Given problem:
Collect all the lines that mention the word "marker".

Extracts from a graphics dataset
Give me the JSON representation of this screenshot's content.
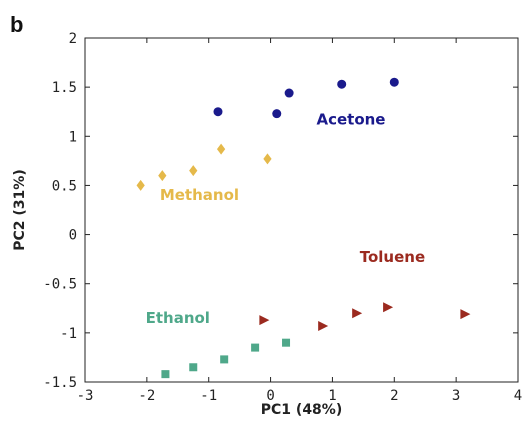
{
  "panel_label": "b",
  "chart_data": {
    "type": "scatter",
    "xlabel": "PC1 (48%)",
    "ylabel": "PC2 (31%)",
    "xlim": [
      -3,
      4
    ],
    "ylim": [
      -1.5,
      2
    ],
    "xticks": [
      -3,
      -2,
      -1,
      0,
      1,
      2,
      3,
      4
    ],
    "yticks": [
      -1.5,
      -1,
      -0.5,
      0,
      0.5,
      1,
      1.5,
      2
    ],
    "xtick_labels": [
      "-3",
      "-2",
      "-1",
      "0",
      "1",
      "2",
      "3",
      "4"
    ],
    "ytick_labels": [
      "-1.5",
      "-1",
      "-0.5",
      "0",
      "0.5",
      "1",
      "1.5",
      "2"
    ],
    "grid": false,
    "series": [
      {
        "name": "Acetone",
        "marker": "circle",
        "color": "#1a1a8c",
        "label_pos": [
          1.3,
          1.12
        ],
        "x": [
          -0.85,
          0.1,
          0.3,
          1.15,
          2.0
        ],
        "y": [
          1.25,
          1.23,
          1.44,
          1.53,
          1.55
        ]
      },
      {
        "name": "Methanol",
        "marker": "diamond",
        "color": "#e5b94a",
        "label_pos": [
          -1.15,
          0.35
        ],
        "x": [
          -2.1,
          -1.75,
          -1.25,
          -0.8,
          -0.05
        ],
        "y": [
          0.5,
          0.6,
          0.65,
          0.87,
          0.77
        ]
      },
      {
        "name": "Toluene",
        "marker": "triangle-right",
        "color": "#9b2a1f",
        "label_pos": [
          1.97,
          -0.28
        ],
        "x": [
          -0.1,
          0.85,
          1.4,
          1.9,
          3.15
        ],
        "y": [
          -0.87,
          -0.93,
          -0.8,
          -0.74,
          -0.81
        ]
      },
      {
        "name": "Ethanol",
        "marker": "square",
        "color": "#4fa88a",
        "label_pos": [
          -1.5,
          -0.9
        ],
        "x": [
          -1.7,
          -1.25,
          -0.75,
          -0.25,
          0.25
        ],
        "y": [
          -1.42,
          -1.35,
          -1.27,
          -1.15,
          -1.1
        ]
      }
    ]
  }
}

--

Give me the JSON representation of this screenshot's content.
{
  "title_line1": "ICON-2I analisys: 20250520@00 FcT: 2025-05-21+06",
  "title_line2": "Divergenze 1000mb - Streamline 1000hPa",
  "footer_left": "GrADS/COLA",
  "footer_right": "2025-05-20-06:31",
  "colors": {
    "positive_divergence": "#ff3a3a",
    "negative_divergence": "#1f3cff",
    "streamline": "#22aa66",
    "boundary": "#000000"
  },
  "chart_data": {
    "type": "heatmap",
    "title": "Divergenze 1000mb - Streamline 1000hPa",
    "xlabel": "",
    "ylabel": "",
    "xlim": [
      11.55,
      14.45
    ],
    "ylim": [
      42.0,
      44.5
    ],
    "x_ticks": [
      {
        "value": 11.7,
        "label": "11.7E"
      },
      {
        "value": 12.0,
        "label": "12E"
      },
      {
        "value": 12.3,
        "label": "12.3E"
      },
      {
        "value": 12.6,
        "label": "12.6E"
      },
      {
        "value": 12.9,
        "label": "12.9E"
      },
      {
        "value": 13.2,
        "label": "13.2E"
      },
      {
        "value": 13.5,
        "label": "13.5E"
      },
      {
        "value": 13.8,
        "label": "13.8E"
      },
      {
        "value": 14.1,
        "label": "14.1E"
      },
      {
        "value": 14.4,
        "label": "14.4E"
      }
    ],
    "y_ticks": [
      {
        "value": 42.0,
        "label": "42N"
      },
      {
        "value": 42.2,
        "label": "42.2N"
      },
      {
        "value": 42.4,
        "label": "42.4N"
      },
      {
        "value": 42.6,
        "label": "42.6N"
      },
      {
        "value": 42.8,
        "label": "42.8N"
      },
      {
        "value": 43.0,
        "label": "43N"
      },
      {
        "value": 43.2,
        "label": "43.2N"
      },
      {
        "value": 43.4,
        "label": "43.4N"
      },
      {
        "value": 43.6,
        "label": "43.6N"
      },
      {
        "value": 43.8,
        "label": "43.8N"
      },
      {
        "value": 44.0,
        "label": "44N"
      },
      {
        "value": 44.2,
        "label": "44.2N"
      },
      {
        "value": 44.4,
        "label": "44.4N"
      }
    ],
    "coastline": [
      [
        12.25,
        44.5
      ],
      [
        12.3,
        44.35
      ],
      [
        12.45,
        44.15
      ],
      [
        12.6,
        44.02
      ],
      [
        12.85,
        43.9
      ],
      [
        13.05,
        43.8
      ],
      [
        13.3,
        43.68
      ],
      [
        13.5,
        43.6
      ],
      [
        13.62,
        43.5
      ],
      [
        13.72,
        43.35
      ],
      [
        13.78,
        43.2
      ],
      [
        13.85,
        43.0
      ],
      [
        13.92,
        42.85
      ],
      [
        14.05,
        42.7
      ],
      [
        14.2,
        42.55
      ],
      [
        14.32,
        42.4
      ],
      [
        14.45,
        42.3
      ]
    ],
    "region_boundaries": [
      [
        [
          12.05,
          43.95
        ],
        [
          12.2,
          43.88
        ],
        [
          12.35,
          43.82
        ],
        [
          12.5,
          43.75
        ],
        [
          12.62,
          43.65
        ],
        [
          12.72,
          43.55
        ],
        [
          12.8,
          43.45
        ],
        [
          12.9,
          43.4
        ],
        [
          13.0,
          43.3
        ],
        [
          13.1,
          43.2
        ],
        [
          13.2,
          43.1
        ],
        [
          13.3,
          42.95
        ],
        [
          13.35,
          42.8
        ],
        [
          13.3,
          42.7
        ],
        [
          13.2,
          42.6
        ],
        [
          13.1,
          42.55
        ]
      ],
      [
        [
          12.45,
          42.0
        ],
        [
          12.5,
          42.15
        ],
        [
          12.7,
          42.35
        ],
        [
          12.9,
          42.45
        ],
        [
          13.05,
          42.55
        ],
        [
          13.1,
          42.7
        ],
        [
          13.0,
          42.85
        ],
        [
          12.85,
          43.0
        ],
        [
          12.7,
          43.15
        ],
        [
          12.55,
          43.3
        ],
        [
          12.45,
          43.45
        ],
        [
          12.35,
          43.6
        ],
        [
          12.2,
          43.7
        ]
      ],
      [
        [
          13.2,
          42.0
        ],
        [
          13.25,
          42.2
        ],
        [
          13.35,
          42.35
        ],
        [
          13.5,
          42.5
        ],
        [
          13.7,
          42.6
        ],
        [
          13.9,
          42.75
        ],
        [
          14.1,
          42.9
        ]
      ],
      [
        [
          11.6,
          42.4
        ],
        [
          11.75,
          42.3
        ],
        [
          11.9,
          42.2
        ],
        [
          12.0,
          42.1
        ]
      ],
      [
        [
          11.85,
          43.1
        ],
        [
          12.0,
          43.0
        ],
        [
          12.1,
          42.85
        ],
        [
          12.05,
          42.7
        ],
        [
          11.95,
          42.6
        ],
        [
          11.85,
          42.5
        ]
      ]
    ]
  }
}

Full output:
        "marker": "circle",
        "marker": "diamond",
        "marker": "triangle-right",
        "marker": "square",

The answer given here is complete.